- _Information supplied_:
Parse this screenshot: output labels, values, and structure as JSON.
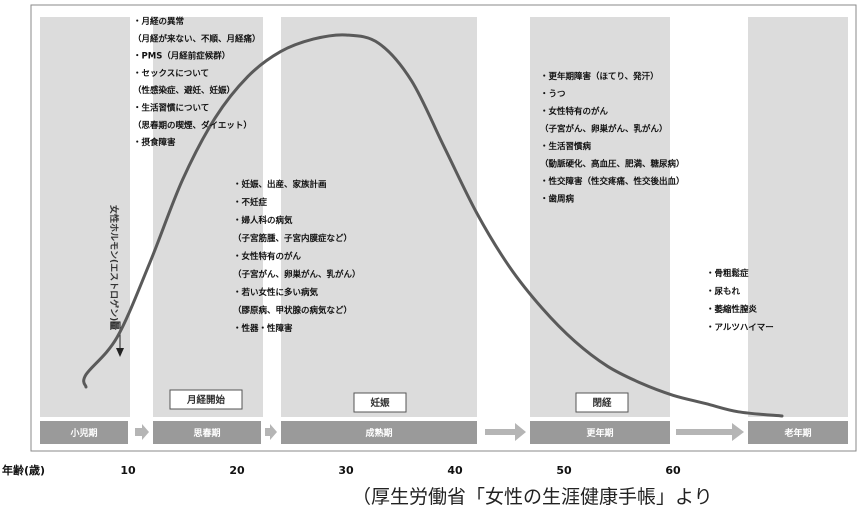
{
  "chart_data": {
    "type": "line",
    "title": "",
    "xlabel": "年齢(歳)",
    "ylabel": "女性ホルモン(エストロゲン)量",
    "xticks": [
      10,
      20,
      30,
      40,
      50,
      60
    ],
    "xlim": [
      0,
      70
    ],
    "ylim": [
      0,
      1
    ],
    "series": [
      {
        "x": [
          0,
          5,
          9,
          12,
          15,
          18,
          21,
          24,
          27,
          30,
          33,
          36,
          39,
          42,
          45,
          48,
          51,
          54,
          57,
          60,
          63,
          66,
          70
        ],
        "y": [
          0.1,
          0.13,
          0.22,
          0.4,
          0.6,
          0.75,
          0.85,
          0.91,
          0.94,
          0.95,
          0.93,
          0.84,
          0.68,
          0.52,
          0.39,
          0.29,
          0.21,
          0.15,
          0.11,
          0.08,
          0.06,
          0.04,
          0.03
        ]
      }
    ],
    "stages": [
      "小児期",
      "思春期",
      "成熟期",
      "更年期",
      "老年期"
    ],
    "events": [
      "月経開始",
      "妊娠",
      "閉経"
    ],
    "annotations": [
      [
        "・月経の異常",
        "（月経が来ない、不順、月経痛）",
        "・PMS（月経前症候群）",
        "・セックスについて",
        "（性感染症、避妊、妊娠）",
        "・生活習慣について",
        "（思春期の喫煙、ダイエット）",
        "・摂食障害"
      ],
      [
        "・妊娠、出産、家族計画",
        "・不妊症",
        "・婦人科の病気",
        "（子宮筋腫、子宮内膜症など）",
        "・女性特有のがん",
        "（子宮がん、卵巣がん、乳がん）",
        "・若い女性に多い病気",
        "（膠原病、甲状腺の病気など）",
        "・性器・性障害"
      ],
      [
        "・更年期障害（ほてり、発汗）",
        "・うつ",
        "・女性特有のがん",
        "（子宮がん、卵巣がん、乳がん）",
        "・生活習慣病",
        "（動脈硬化、高血圧、肥満、糖尿病）",
        "・性交障害（性交疼痛、性交後出血）",
        "・歯周病"
      ],
      [
        "・骨粗鬆症",
        "・尿もれ",
        "・萎縮性膣炎",
        "・アルツハイマー"
      ]
    ]
  },
  "source": "（厚生労働省「女性の生涯健康手帳」より"
}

- _What this task involves_: Reproduce all entries exactly. Pictures do not belong in the copy.

- _Finished task_:
Parse this screenshot: output labels, values, and structure as JSON.
{
  "chart_data": {
    "type": "line",
    "title": "",
    "xlabel": "年齢(歳)",
    "ylabel": "女性ホルモン(エストロゲン)量",
    "xticks": [
      10,
      20,
      30,
      40,
      50,
      60
    ],
    "xlim": [
      0,
      70
    ],
    "ylim": [
      0,
      1
    ],
    "series": [
      {
        "x": [
          0,
          5,
          9,
          12,
          15,
          18,
          21,
          24,
          27,
          30,
          33,
          36,
          39,
          42,
          45,
          48,
          51,
          54,
          57,
          60,
          63,
          66,
          70
        ],
        "y": [
          0.1,
          0.13,
          0.22,
          0.4,
          0.6,
          0.75,
          0.85,
          0.91,
          0.94,
          0.95,
          0.93,
          0.84,
          0.68,
          0.52,
          0.39,
          0.29,
          0.21,
          0.15,
          0.11,
          0.08,
          0.06,
          0.04,
          0.03
        ]
      }
    ],
    "stages": [
      "小児期",
      "思春期",
      "成熟期",
      "更年期",
      "老年期"
    ],
    "events": [
      "月経開始",
      "妊娠",
      "閉経"
    ],
    "annotations": [
      [
        "・月経の異常",
        "（月経が来ない、不順、月経痛）",
        "・PMS（月経前症候群）",
        "・セックスについて",
        "（性感染症、避妊、妊娠）",
        "・生活習慣について",
        "（思春期の喫煙、ダイエット）",
        "・摂食障害"
      ],
      [
        "・妊娠、出産、家族計画",
        "・不妊症",
        "・婦人科の病気",
        "（子宮筋腫、子宮内膜症など）",
        "・女性特有のがん",
        "（子宮がん、卵巣がん、乳がん）",
        "・若い女性に多い病気",
        "（膠原病、甲状腺の病気など）",
        "・性器・性障害"
      ],
      [
        "・更年期障害（ほてり、発汗）",
        "・うつ",
        "・女性特有のがん",
        "（子宮がん、卵巣がん、乳がん）",
        "・生活習慣病",
        "（動脈硬化、高血圧、肥満、糖尿病）",
        "・性交障害（性交疼痛、性交後出血）",
        "・歯周病"
      ],
      [
        "・骨粗鬆症",
        "・尿もれ",
        "・萎縮性膣炎",
        "・アルツハイマー"
      ]
    ]
  },
  "source": "（厚生労働省「女性の生涯健康手帳」より"
}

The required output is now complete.